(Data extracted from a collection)
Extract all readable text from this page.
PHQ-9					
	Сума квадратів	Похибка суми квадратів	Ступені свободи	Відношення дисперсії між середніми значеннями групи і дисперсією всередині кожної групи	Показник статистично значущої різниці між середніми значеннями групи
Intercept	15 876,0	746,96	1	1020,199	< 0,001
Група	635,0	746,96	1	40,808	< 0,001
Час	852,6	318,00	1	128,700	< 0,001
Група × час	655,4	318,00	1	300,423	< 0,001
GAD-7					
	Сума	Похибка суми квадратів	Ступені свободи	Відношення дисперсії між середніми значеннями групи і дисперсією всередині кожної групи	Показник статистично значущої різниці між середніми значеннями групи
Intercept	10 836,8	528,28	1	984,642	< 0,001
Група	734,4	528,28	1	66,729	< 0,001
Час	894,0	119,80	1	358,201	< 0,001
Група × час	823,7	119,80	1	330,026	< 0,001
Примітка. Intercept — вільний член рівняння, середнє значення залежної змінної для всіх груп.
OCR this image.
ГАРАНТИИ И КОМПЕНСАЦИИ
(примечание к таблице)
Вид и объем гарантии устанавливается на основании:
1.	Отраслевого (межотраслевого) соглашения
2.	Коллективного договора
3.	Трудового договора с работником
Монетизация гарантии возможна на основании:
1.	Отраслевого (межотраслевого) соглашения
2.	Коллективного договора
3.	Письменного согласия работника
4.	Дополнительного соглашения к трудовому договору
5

- _YOUR TASK_
Extract the data in full. Keep it word for word.

- _EXERCISE SOLUTION_
Extract all readable text from this page.
PHQ-9					
	Сума квадратів	Похибка суми квадратів	Ступені свободи	Відношення дисперсії між середніми значеннями групи і дисперсією всередині кожної групи	Показник статистично значущої різниці між середніми значеннями групи
Intercept	15 876,0	746,96	1	1020,199	< 0,001
Група	635,0	746,96	1	40,808	< 0,001
Час	852,6	318,00	1	128,700	< 0,001
Група × час	655,4	318,00	1	300,423	< 0,001
GAD-7					
	Сума	Похибка суми квадратів	Ступені свободи	Відношення дисперсії між середніми значеннями групи і дисперсією всередині кожної групи	Показник статистично значущої різниці між середніми значеннями групи
Intercept	10 836,8	528,28	1	984,642	< 0,001
Група	734,4	528,28	1	66,729	< 0,001
Час	894,0	119,80	1	358,201	< 0,001
Група × час	823,7	119,80	1	330,026	< 0,001
Примітка. Intercept — вільний член рівняння, середнє значення залежної змінної для всіх груп.
OCR this image.
ГАРАНТИИ И КОМПЕНСАЦИИ
(примечание к таблице)
Вид и объем гарантии устанавливается на основании:
1.	Отраслевого (межотраслевого) соглашения
2.	Коллективного договора
3.	Трудового договора с работником
Монетизация гарантии возможна на основании:
1.	Отраслевого (межотраслевого) соглашения
2.	Коллективного договора
3.	Письменного согласия работника
4.	Дополнительного соглашения к трудовому договору
5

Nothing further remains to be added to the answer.